A block of data

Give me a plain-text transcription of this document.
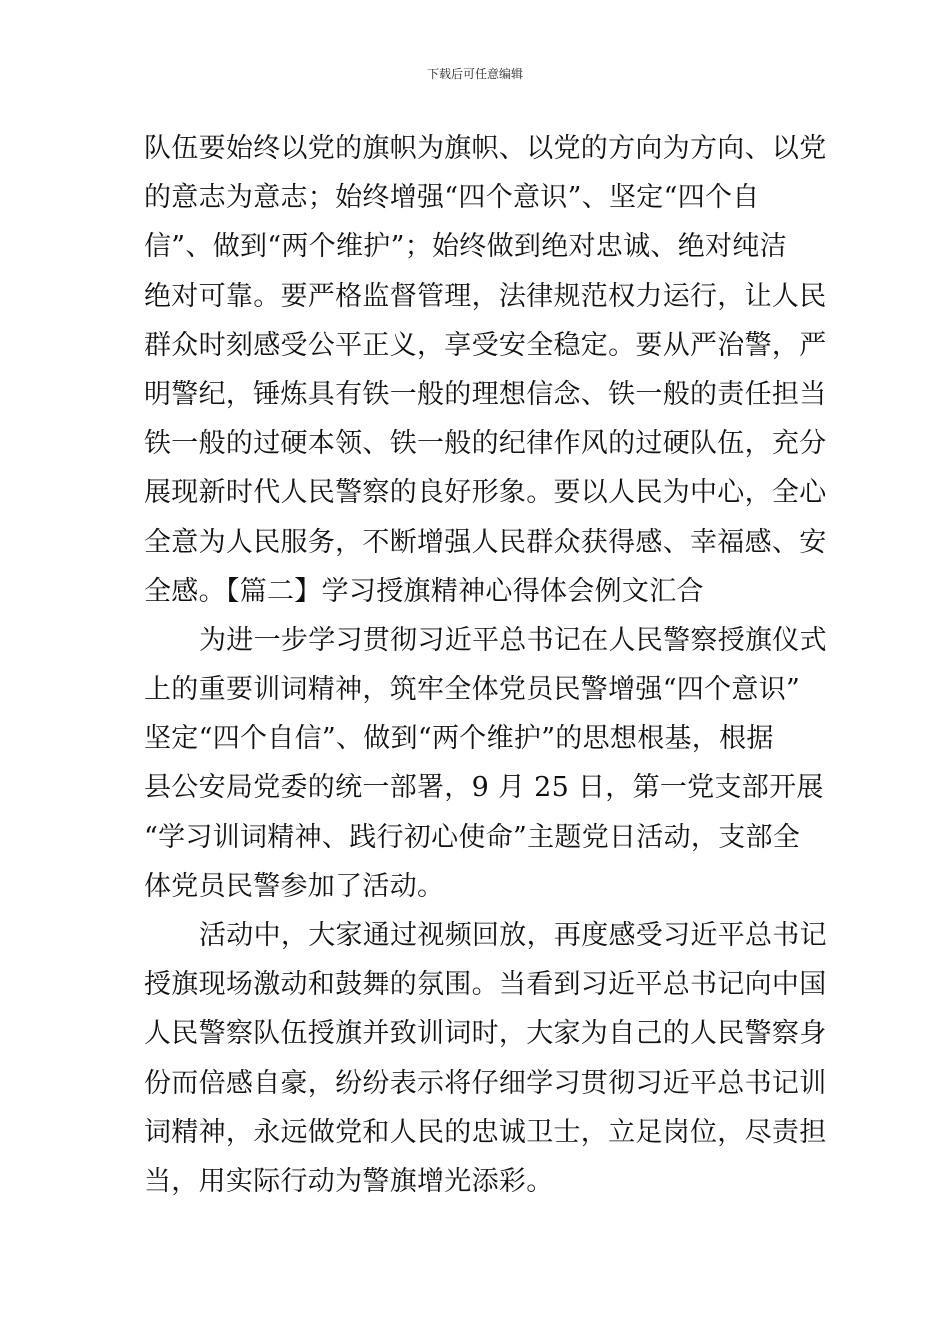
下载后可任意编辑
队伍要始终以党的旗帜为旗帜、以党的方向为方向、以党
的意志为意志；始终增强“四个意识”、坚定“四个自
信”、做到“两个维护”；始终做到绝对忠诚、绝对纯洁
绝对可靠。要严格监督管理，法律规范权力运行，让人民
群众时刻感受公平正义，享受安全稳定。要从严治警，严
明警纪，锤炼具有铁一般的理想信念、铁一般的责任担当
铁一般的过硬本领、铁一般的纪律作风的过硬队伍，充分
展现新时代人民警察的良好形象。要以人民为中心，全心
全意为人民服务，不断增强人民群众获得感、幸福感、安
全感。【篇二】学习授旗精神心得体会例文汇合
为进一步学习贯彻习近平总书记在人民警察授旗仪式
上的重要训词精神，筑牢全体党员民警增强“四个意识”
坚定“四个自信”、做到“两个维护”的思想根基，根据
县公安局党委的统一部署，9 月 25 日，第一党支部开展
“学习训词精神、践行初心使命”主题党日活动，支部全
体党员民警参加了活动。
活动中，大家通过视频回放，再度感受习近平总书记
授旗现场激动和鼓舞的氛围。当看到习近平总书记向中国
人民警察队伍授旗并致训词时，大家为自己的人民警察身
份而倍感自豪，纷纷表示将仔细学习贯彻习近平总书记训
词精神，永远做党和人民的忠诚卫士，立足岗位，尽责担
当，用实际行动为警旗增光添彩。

...

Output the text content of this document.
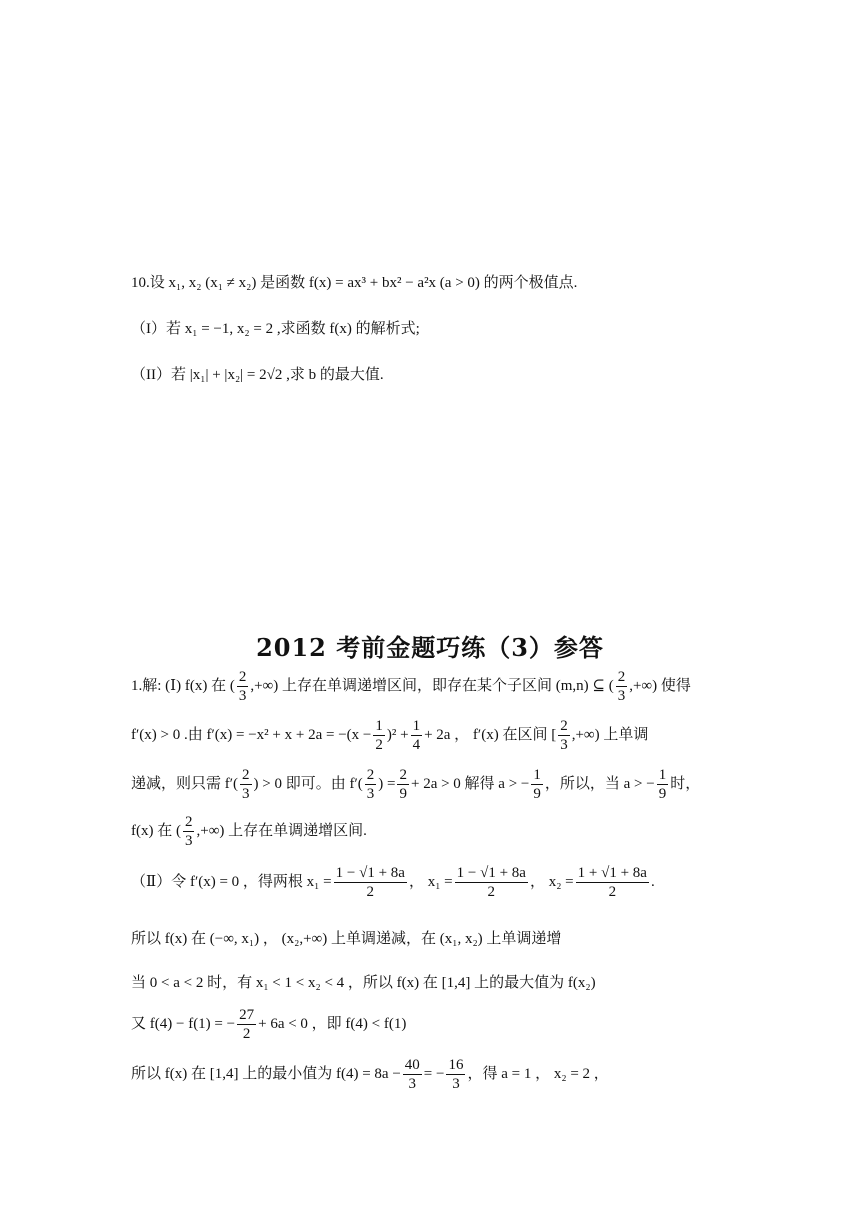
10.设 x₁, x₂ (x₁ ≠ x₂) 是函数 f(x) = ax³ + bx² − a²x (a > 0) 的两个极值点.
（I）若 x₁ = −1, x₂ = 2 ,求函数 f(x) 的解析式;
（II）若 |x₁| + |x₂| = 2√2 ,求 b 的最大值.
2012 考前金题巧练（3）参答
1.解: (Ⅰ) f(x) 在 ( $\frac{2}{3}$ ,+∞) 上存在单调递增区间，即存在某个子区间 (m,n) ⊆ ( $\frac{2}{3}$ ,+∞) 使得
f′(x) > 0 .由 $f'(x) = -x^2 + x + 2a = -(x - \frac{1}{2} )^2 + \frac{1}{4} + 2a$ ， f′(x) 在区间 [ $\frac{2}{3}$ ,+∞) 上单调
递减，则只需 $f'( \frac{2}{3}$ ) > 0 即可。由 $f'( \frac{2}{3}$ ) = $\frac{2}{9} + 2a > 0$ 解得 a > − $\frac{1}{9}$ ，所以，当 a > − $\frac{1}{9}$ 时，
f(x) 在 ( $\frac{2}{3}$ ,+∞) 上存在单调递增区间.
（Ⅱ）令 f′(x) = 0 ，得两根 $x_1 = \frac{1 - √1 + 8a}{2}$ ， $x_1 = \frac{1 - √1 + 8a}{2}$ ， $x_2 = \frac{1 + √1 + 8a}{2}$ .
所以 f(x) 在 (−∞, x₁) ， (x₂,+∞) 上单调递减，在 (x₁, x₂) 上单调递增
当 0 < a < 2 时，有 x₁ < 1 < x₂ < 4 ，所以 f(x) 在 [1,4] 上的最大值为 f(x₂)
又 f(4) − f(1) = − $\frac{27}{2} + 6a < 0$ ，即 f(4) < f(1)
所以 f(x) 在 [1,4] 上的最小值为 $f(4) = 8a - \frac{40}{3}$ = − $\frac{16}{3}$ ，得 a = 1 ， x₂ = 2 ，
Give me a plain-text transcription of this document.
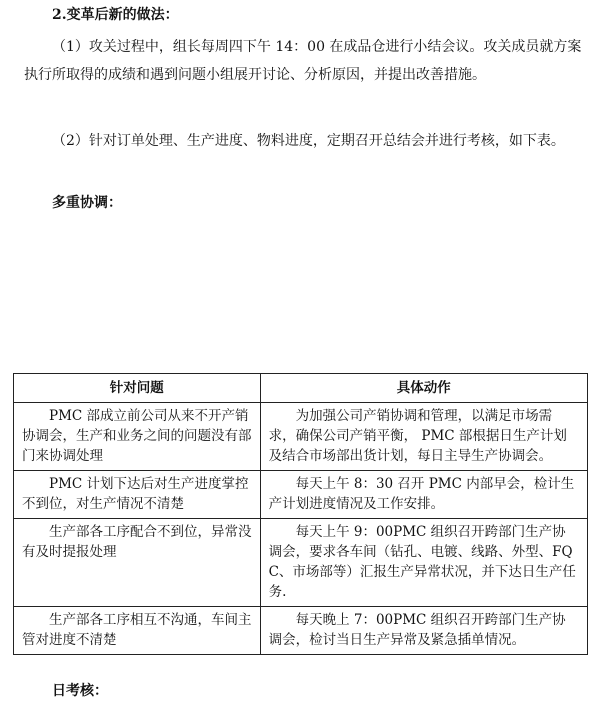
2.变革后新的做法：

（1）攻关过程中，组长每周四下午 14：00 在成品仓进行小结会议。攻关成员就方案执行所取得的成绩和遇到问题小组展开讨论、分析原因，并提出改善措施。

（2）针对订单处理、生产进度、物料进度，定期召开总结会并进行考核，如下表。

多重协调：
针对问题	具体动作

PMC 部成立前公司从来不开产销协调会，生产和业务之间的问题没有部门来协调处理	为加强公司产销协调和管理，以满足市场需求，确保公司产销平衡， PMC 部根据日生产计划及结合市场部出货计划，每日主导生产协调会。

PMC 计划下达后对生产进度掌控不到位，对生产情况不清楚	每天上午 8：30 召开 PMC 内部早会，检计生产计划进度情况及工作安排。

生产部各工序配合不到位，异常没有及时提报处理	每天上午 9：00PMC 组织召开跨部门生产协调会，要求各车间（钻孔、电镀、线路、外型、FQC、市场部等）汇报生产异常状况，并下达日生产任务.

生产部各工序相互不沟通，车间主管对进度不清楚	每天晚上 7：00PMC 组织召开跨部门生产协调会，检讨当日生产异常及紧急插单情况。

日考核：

▶ **Task brief**:
Say how many lines in the records hold "frac", with the number as the whole reply.

▶ **In response**:
7